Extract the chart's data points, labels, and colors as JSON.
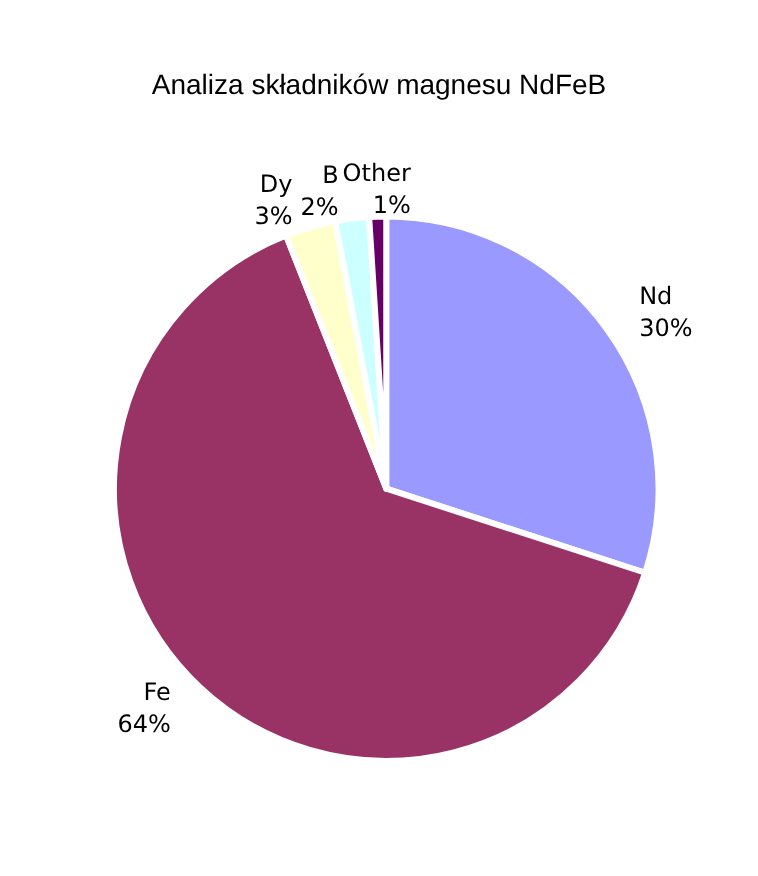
{
  "chart_data": {
    "type": "pie",
    "title": "Analiza składników magnesu NdFeB",
    "categories": [
      "Nd",
      "Fe",
      "Dy",
      "B",
      "Other"
    ],
    "values": [
      30,
      64,
      3,
      2,
      1
    ],
    "value_labels": [
      "30%",
      "64%",
      "3%",
      "2%",
      "1%"
    ],
    "colors": [
      "#9999ff",
      "#993366",
      "#ffffcc",
      "#ccffff",
      "#660066"
    ],
    "legend": false
  }
}
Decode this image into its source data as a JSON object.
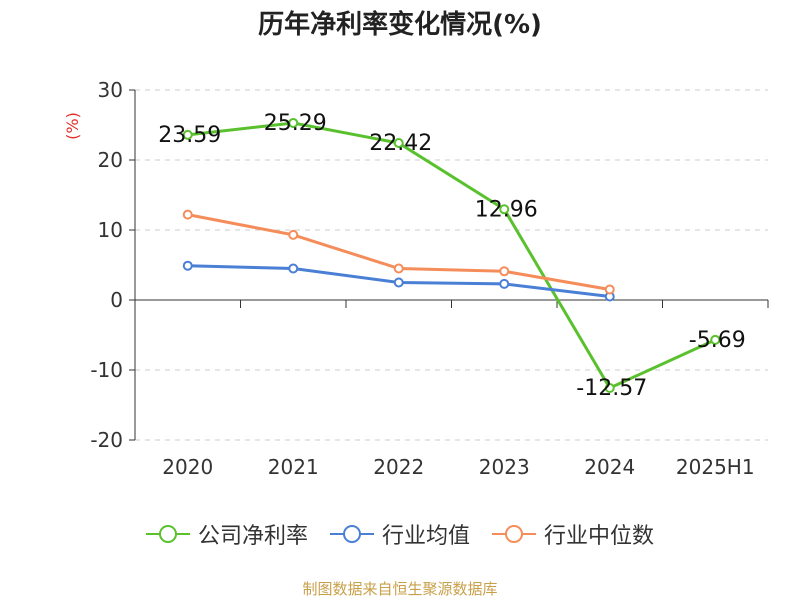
{
  "chart_data": {
    "type": "line",
    "title": "历年净利率变化情况(%)",
    "ylabel": "(%)",
    "categories": [
      "2020",
      "2021",
      "2022",
      "2023",
      "2024",
      "2025H1"
    ],
    "ylim": [
      -20,
      30
    ],
    "yticks": [
      -20,
      -10,
      0,
      10,
      20,
      30
    ],
    "grid": "horizontal-dashed",
    "legend_position": "bottom",
    "series": [
      {
        "name": "公司净利率",
        "color": "#5ac12e",
        "values": [
          23.59,
          25.29,
          22.42,
          12.96,
          -12.57,
          -5.69
        ],
        "show_labels": true
      },
      {
        "name": "行业均值",
        "color": "#4a7fd6",
        "values": [
          4.9,
          4.5,
          2.5,
          2.3,
          0.5,
          null
        ],
        "show_labels": false
      },
      {
        "name": "行业中位数",
        "color": "#f58d5b",
        "values": [
          12.2,
          9.3,
          4.5,
          4.1,
          1.5,
          null
        ],
        "show_labels": false
      }
    ]
  },
  "labels": {
    "legend_company": "公司净利率",
    "legend_avg": "行业均值",
    "legend_median": "行业中位数",
    "source": "制图数据来自恒生聚源数据库"
  }
}
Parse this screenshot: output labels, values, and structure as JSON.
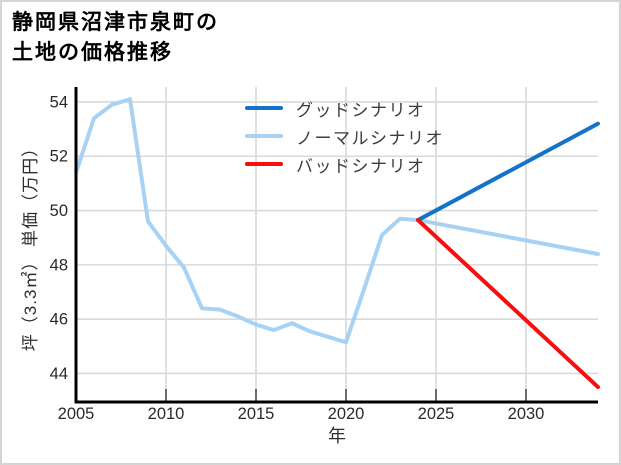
{
  "page": {
    "title_line1": "静岡県沼津市泉町の",
    "title_line2": "土地の価格推移"
  },
  "chart_data": {
    "type": "line",
    "title": "静岡県沼津市泉町の土地の価格推移",
    "xlabel": "年",
    "ylabel": "坪（3.3㎡） 単価（万円）",
    "xlim": [
      2005,
      2034
    ],
    "ylim": [
      43,
      54.5
    ],
    "xticks": [
      2005,
      2010,
      2015,
      2020,
      2025,
      2030
    ],
    "yticks": [
      44,
      46,
      48,
      50,
      52,
      54
    ],
    "grid": true,
    "legend_position": "upper center",
    "colors": {
      "good": "#1273c8",
      "normal": "#a8d2f4",
      "bad": "#f90d0d",
      "gridline": "#d9d9d9",
      "axis": "#000000",
      "tick_text": "#2a2a2a"
    },
    "fork_year": 2024,
    "fork_value": 49.65,
    "series": [
      {
        "name": "グッドシナリオ",
        "color": "#1273c8",
        "x": [
          2024,
          2034
        ],
        "values": [
          49.65,
          53.2
        ]
      },
      {
        "name": "ノーマルシナリオ",
        "color": "#a8d2f4",
        "x": [
          2005,
          2006,
          2007,
          2008,
          2009,
          2010,
          2011,
          2012,
          2013,
          2014,
          2015,
          2016,
          2017,
          2018,
          2019,
          2020,
          2021,
          2022,
          2023,
          2024,
          2034
        ],
        "values": [
          51.4,
          53.4,
          53.9,
          54.1,
          49.6,
          48.7,
          47.9,
          46.4,
          46.35,
          46.1,
          45.8,
          45.6,
          45.85,
          45.55,
          45.35,
          45.15,
          47.1,
          49.1,
          49.7,
          49.65,
          48.4
        ]
      },
      {
        "name": "バッドシナリオ",
        "color": "#f90d0d",
        "x": [
          2024,
          2034
        ],
        "values": [
          49.65,
          43.5
        ]
      }
    ]
  }
}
|---|
## EXERCISE DIRECTIONS
Reproduce the data above in full, exactly as it is, with the pictures left out.

## PROBLEM SOLUTION
Extract the chart's data points, labels, and colors as JSON.
{
  "chart_data": {
    "type": "pie",
    "title": "Analiza składników magnesu NdFeB",
    "categories": [
      "Nd",
      "Fe",
      "Dy",
      "B",
      "Other"
    ],
    "values": [
      30,
      64,
      3,
      2,
      1
    ],
    "value_labels": [
      "30%",
      "64%",
      "3%",
      "2%",
      "1%"
    ],
    "colors": [
      "#9999ff",
      "#993366",
      "#ffffcc",
      "#ccffff",
      "#660066"
    ],
    "legend": false
  }
}
Decode this image into its source data as a JSON object.
{
  "chart_data": {
    "type": "line",
    "title": "历年净利率变化情况(%)",
    "ylabel": "(%)",
    "categories": [
      "2020",
      "2021",
      "2022",
      "2023",
      "2024",
      "2025H1"
    ],
    "ylim": [
      -20,
      30
    ],
    "yticks": [
      -20,
      -10,
      0,
      10,
      20,
      30
    ],
    "grid": "horizontal-dashed",
    "legend_position": "bottom",
    "series": [
      {
        "name": "公司净利率",
        "color": "#5ac12e",
        "values": [
          23.59,
          25.29,
          22.42,
          12.96,
          -12.57,
          -5.69
        ],
        "show_labels": true
      },
      {
        "name": "行业均值",
        "color": "#4a7fd6",
        "values": [
          4.9,
          4.5,
          2.5,
          2.3,
          0.5,
          null
        ],
        "show_labels": false
      },
      {
        "name": "行业中位数",
        "color": "#f58d5b",
        "values": [
          12.2,
          9.3,
          4.5,
          4.1,
          1.5,
          null
        ],
        "show_labels": false
      }
    ]
  },
  "labels": {
    "legend_company": "公司净利率",
    "legend_avg": "行业均值",
    "legend_median": "行业中位数",
    "source": "制图数据来自恒生聚源数据库"
  }
}
Parse this screenshot: output labels, values, and structure as JSON.
{
  "page": {
    "title_line1": "静岡県沼津市泉町の",
    "title_line2": "土地の価格推移"
  },
  "chart_data": {
    "type": "line",
    "title": "静岡県沼津市泉町の土地の価格推移",
    "xlabel": "年",
    "ylabel": "坪（3.3㎡） 単価（万円）",
    "xlim": [
      2005,
      2034
    ],
    "ylim": [
      43,
      54.5
    ],
    "xticks": [
      2005,
      2010,
      2015,
      2020,
      2025,
      2030
    ],
    "yticks": [
      44,
      46,
      48,
      50,
      52,
      54
    ],
    "grid": true,
    "legend_position": "upper center",
    "colors": {
      "good": "#1273c8",
      "normal": "#a8d2f4",
      "bad": "#f90d0d",
      "gridline": "#d9d9d9",
      "axis": "#000000",
      "tick_text": "#2a2a2a"
    },
    "fork_year": 2024,
    "fork_value": 49.65,
    "series": [
      {
        "name": "グッドシナリオ",
        "color": "#1273c8",
        "x": [
          2024,
          2034
        ],
        "values": [
          49.65,
          53.2
        ]
      },
      {
        "name": "ノーマルシナリオ",
        "color": "#a8d2f4",
        "x": [
          2005,
          2006,
          2007,
          2008,
          2009,
          2010,
          2011,
          2012,
          2013,
          2014,
          2015,
          2016,
          2017,
          2018,
          2019,
          2020,
          2021,
          2022,
          2023,
          2024,
          2034
        ],
        "values": [
          51.4,
          53.4,
          53.9,
          54.1,
          49.6,
          48.7,
          47.9,
          46.4,
          46.35,
          46.1,
          45.8,
          45.6,
          45.85,
          45.55,
          45.35,
          45.15,
          47.1,
          49.1,
          49.7,
          49.65,
          48.4
        ]
      },
      {
        "name": "バッドシナリオ",
        "color": "#f90d0d",
        "x": [
          2024,
          2034
        ],
        "values": [
          49.65,
          43.5
        ]
      }
    ]
  }
}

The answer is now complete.